(Given task): Go through the entries below and write each one out exactly.

==================================================

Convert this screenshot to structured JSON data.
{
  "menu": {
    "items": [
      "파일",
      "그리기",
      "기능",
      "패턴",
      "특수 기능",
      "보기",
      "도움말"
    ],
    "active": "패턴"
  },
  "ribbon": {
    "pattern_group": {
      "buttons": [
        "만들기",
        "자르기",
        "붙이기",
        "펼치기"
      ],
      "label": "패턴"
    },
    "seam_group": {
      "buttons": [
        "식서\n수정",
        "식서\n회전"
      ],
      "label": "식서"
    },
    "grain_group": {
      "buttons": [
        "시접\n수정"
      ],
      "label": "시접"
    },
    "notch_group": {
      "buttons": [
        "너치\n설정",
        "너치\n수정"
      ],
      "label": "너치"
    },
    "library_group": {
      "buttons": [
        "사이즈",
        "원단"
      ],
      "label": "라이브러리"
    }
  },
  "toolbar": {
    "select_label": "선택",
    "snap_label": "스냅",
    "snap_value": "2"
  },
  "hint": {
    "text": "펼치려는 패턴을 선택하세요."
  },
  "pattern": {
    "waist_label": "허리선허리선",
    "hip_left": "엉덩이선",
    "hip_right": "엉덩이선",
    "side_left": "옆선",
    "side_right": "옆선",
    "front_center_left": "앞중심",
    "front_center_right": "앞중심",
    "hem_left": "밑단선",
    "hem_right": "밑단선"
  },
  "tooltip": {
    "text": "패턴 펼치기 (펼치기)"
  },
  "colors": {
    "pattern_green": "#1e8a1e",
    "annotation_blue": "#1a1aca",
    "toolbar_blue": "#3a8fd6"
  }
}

==================================================

(Expected answer):
Convert this screenshot to structured JSON data.
{
  "menu": {
    "items": [
      "파일",
      "그리기",
      "기능",
      "패턴",
      "특수 기능",
      "보기",
      "도움말"
    ],
    "active": "패턴"
  },
  "ribbon": {
    "pattern_group": {
      "buttons": [
        "만들기",
        "자르기",
        "붙이기",
        "펼치기"
      ],
      "label": "패턴"
    },
    "seam_group": {
      "buttons": [
        "식서\n수정",
        "식서\n회전"
      ],
      "label": "식서"
    },
    "grain_group": {
      "buttons": [
        "시접\n수정"
      ],
      "label": "시접"
    },
    "notch_group": {
      "buttons": [
        "너치\n설정",
        "너치\n수정"
      ],
      "label": "너치"
    },
    "library_group": {
      "buttons": [
        "사이즈",
        "원단"
      ],
      "label": "라이브러리"
    }
  },
  "toolbar": {
    "select_label": "선택",
    "snap_label": "스냅",
    "snap_value": "2"
  },
  "hint": {
    "text": "펼치려는 패턴을 선택하세요."
  },
  "pattern": {
    "waist_label": "허리선허리선",
    "hip_left": "엉덩이선",
    "hip_right": "엉덩이선",
    "side_left": "옆선",
    "side_right": "옆선",
    "front_center_left": "앞중심",
    "front_center_right": "앞중심",
    "hem_left": "밑단선",
    "hem_right": "밑단선"
  },
  "tooltip": {
    "text": "패턴 펼치기 (펼치기)"
  },
  "colors": {
    "pattern_green": "#1e8a1e",
    "annotation_blue": "#1a1aca",
    "toolbar_blue": "#3a8fd6"
  }
}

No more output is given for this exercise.